▸ **Problem to work on**
Copy every entry exactly as given, minus the images.

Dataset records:

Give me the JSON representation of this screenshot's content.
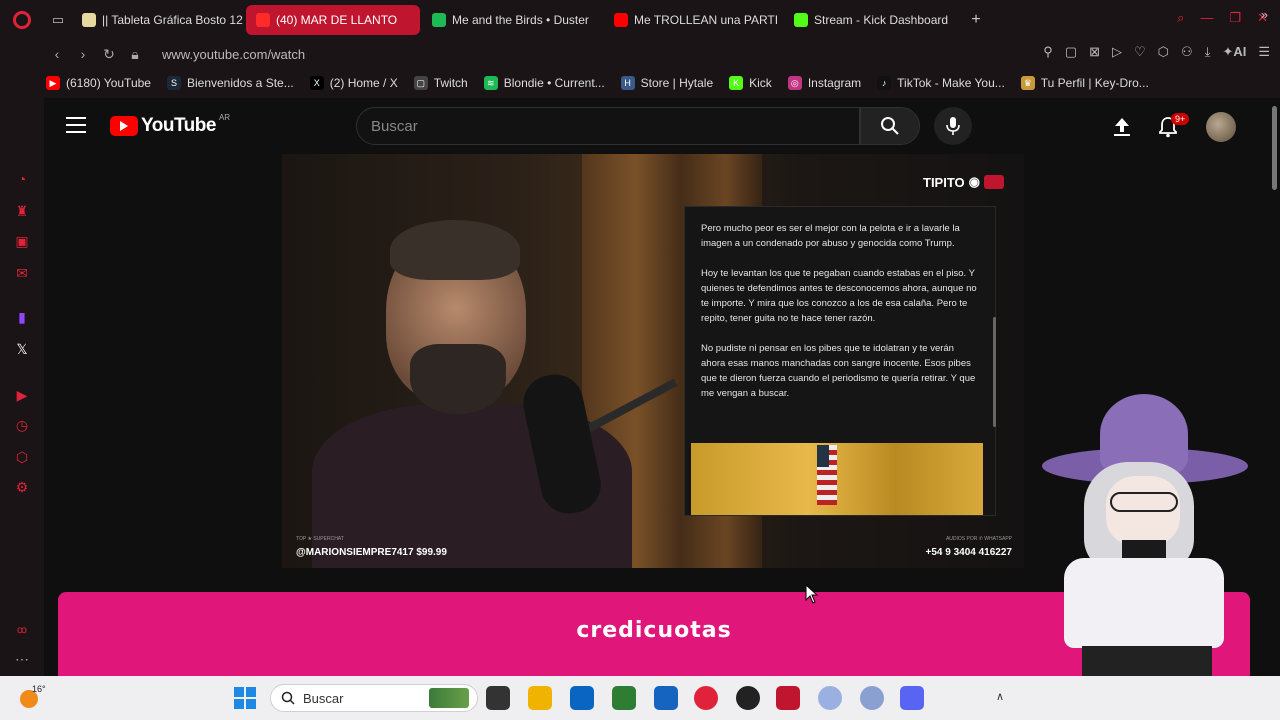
{
  "browser": {
    "tabs": [
      {
        "label": "|| Tableta Gráfica Bosto 12",
        "color": "#e6d9a0",
        "active": false
      },
      {
        "label": "(40) MAR DE LLANTO",
        "color": "#ff2b2b",
        "active": true
      },
      {
        "label": "Me and the Birds • Duster",
        "color": "#1db954",
        "active": false
      },
      {
        "label": "Me TROLLEAN una PARTI",
        "color": "#ff0000",
        "active": false
      },
      {
        "label": "Stream - Kick Dashboard",
        "color": "#53fc18",
        "active": false
      }
    ],
    "url": "www.youtube.com/watch",
    "ai_label": "AI",
    "bookmarks": [
      {
        "label": "(6180) YouTube",
        "color": "#ff0000",
        "glyph": "▶"
      },
      {
        "label": "Bienvenidos a Ste...",
        "color": "#1b2838",
        "glyph": "S"
      },
      {
        "label": "(2) Home / X",
        "color": "#000000",
        "glyph": "X"
      },
      {
        "label": "Twitch",
        "color": "#444444",
        "glyph": "▢"
      },
      {
        "label": "Blondie • Current...",
        "color": "#1db954",
        "glyph": "≋"
      },
      {
        "label": "Store | Hytale",
        "color": "#3a5a8a",
        "glyph": "H"
      },
      {
        "label": "Kick",
        "color": "#53fc18",
        "glyph": "K"
      },
      {
        "label": "Instagram",
        "color": "#c13584",
        "glyph": "◎"
      },
      {
        "label": "TikTok - Make You...",
        "color": "#111111",
        "glyph": "♪"
      },
      {
        "label": "Tu Perfil | Key-Dro...",
        "color": "#c89a3a",
        "glyph": "♛"
      }
    ]
  },
  "youtube": {
    "logo_text": "YouTube",
    "country": "AR",
    "search_placeholder": "Buscar",
    "notifications_badge": "9+"
  },
  "video": {
    "channel_watermark": "TIPITO",
    "tweet_paragraphs": [
      "Pero mucho peor es ser el mejor con la pelota e ir a lavarle la imagen a un condenado por abuso y genocida como Trump.",
      "Hoy te levantan los que te pegaban cuando estabas en el piso. Y quienes te defendimos antes te desconocemos ahora, aunque no te importe. Y mira que los conozco a los de esa calaña. Pero te repito, tener guita no te hace tener razón.",
      "No pudiste ni pensar en los pibes que te idolatran y te verán ahora esas manos manchadas con sangre inocente. Esos pibes que te dieron fuerza cuando el periodismo te quería retirar. Y que me vengan a buscar."
    ],
    "superchat": "@MARIONSIEMPRE7417 $99.99",
    "phone": "+54 9 3404 416227",
    "top_superchat_label": "TOP ★ SUPERCHAT",
    "audios_label": "AUDIOS POR ✆ WHATSAPP"
  },
  "ad": {
    "brand": "credicuotas",
    "color": "#e0167a"
  },
  "taskbar": {
    "temperature": "16°",
    "search_placeholder": "Buscar"
  }
}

▸ **Completed task**
Give me the JSON representation of this screenshot's content.
{
  "browser": {
    "tabs": [
      {
        "label": "|| Tableta Gráfica Bosto 12",
        "color": "#e6d9a0",
        "active": false
      },
      {
        "label": "(40) MAR DE LLANTO",
        "color": "#ff2b2b",
        "active": true
      },
      {
        "label": "Me and the Birds • Duster",
        "color": "#1db954",
        "active": false
      },
      {
        "label": "Me TROLLEAN una PARTI",
        "color": "#ff0000",
        "active": false
      },
      {
        "label": "Stream - Kick Dashboard",
        "color": "#53fc18",
        "active": false
      }
    ],
    "url": "www.youtube.com/watch",
    "ai_label": "AI",
    "bookmarks": [
      {
        "label": "(6180) YouTube",
        "color": "#ff0000",
        "glyph": "▶"
      },
      {
        "label": "Bienvenidos a Ste...",
        "color": "#1b2838",
        "glyph": "S"
      },
      {
        "label": "(2) Home / X",
        "color": "#000000",
        "glyph": "X"
      },
      {
        "label": "Twitch",
        "color": "#444444",
        "glyph": "▢"
      },
      {
        "label": "Blondie • Current...",
        "color": "#1db954",
        "glyph": "≋"
      },
      {
        "label": "Store | Hytale",
        "color": "#3a5a8a",
        "glyph": "H"
      },
      {
        "label": "Kick",
        "color": "#53fc18",
        "glyph": "K"
      },
      {
        "label": "Instagram",
        "color": "#c13584",
        "glyph": "◎"
      },
      {
        "label": "TikTok - Make You...",
        "color": "#111111",
        "glyph": "♪"
      },
      {
        "label": "Tu Perfil | Key-Dro...",
        "color": "#c89a3a",
        "glyph": "♛"
      }
    ]
  },
  "youtube": {
    "logo_text": "YouTube",
    "country": "AR",
    "search_placeholder": "Buscar",
    "notifications_badge": "9+"
  },
  "video": {
    "channel_watermark": "TIPITO",
    "tweet_paragraphs": [
      "Pero mucho peor es ser el mejor con la pelota e ir a lavarle la imagen a un condenado por abuso y genocida como Trump.",
      "Hoy te levantan los que te pegaban cuando estabas en el piso. Y quienes te defendimos antes te desconocemos ahora, aunque no te importe. Y mira que los conozco a los de esa calaña. Pero te repito, tener guita no te hace tener razón.",
      "No pudiste ni pensar en los pibes que te idolatran y te verán ahora esas manos manchadas con sangre inocente. Esos pibes que te dieron fuerza cuando el periodismo te quería retirar. Y que me vengan a buscar."
    ],
    "superchat": "@MARIONSIEMPRE7417 $99.99",
    "phone": "+54 9 3404 416227",
    "top_superchat_label": "TOP ★ SUPERCHAT",
    "audios_label": "AUDIOS POR ✆ WHATSAPP"
  },
  "ad": {
    "brand": "credicuotas",
    "color": "#e0167a"
  },
  "taskbar": {
    "temperature": "16°",
    "search_placeholder": "Buscar"
  }
}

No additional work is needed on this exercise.